Short problem: Restate, word for word, every line of the data.

---------- Data lines

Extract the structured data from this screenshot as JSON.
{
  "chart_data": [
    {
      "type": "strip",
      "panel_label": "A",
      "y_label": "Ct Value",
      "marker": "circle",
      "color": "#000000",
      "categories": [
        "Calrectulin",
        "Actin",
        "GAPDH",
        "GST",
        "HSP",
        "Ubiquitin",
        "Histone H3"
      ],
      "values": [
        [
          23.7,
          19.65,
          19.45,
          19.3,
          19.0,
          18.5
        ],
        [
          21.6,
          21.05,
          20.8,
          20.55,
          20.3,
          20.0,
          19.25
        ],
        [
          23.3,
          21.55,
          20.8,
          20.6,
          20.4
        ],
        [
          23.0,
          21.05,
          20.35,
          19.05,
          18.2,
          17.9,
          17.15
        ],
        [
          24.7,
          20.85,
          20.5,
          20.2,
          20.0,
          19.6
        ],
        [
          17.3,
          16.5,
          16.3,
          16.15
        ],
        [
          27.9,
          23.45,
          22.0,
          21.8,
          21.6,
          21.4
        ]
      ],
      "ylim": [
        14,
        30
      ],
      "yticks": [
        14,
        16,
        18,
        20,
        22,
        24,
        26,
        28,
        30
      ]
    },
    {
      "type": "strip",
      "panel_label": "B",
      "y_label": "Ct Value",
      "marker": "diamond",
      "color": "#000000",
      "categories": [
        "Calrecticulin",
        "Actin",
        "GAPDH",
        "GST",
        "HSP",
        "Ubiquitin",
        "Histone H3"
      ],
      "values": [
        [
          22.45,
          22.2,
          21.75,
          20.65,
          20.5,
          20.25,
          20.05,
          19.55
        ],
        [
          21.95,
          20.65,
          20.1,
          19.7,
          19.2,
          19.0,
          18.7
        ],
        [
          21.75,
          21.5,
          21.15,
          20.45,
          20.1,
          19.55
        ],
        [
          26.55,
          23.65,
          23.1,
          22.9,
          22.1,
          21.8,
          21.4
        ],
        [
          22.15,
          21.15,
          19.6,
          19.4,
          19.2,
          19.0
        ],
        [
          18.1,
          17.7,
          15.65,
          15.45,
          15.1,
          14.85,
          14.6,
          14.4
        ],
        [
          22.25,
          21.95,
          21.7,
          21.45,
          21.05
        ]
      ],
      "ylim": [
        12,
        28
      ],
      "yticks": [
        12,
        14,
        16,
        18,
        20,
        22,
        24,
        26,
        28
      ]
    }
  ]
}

--------------------

Answer for this exercise:
Extract the structured data from this screenshot as JSON.
{
  "chart_data": [
    {
      "type": "strip",
      "panel_label": "A",
      "y_label": "Ct Value",
      "marker": "circle",
      "color": "#000000",
      "categories": [
        "Calrectulin",
        "Actin",
        "GAPDH",
        "GST",
        "HSP",
        "Ubiquitin",
        "Histone H3"
      ],
      "values": [
        [
          23.7,
          19.65,
          19.45,
          19.3,
          19.0,
          18.5
        ],
        [
          21.6,
          21.05,
          20.8,
          20.55,
          20.3,
          20.0,
          19.25
        ],
        [
          23.3,
          21.55,
          20.8,
          20.6,
          20.4
        ],
        [
          23.0,
          21.05,
          20.35,
          19.05,
          18.2,
          17.9,
          17.15
        ],
        [
          24.7,
          20.85,
          20.5,
          20.2,
          20.0,
          19.6
        ],
        [
          17.3,
          16.5,
          16.3,
          16.15
        ],
        [
          27.9,
          23.45,
          22.0,
          21.8,
          21.6,
          21.4
        ]
      ],
      "ylim": [
        14,
        30
      ],
      "yticks": [
        14,
        16,
        18,
        20,
        22,
        24,
        26,
        28,
        30
      ]
    },
    {
      "type": "strip",
      "panel_label": "B",
      "y_label": "Ct Value",
      "marker": "diamond",
      "color": "#000000",
      "categories": [
        "Calrecticulin",
        "Actin",
        "GAPDH",
        "GST",
        "HSP",
        "Ubiquitin",
        "Histone H3"
      ],
      "values": [
        [
          22.45,
          22.2,
          21.75,
          20.65,
          20.5,
          20.25,
          20.05,
          19.55
        ],
        [
          21.95,
          20.65,
          20.1,
          19.7,
          19.2,
          19.0,
          18.7
        ],
        [
          21.75,
          21.5,
          21.15,
          20.45,
          20.1,
          19.55
        ],
        [
          26.55,
          23.65,
          23.1,
          22.9,
          22.1,
          21.8,
          21.4
        ],
        [
          22.15,
          21.15,
          19.6,
          19.4,
          19.2,
          19.0
        ],
        [
          18.1,
          17.7,
          15.65,
          15.45,
          15.1,
          14.85,
          14.6,
          14.4
        ],
        [
          22.25,
          21.95,
          21.7,
          21.45,
          21.05
        ]
      ],
      "ylim": [
        12,
        28
      ],
      "yticks": [
        12,
        14,
        16,
        18,
        20,
        22,
        24,
        26,
        28
      ]
    }
  ]
}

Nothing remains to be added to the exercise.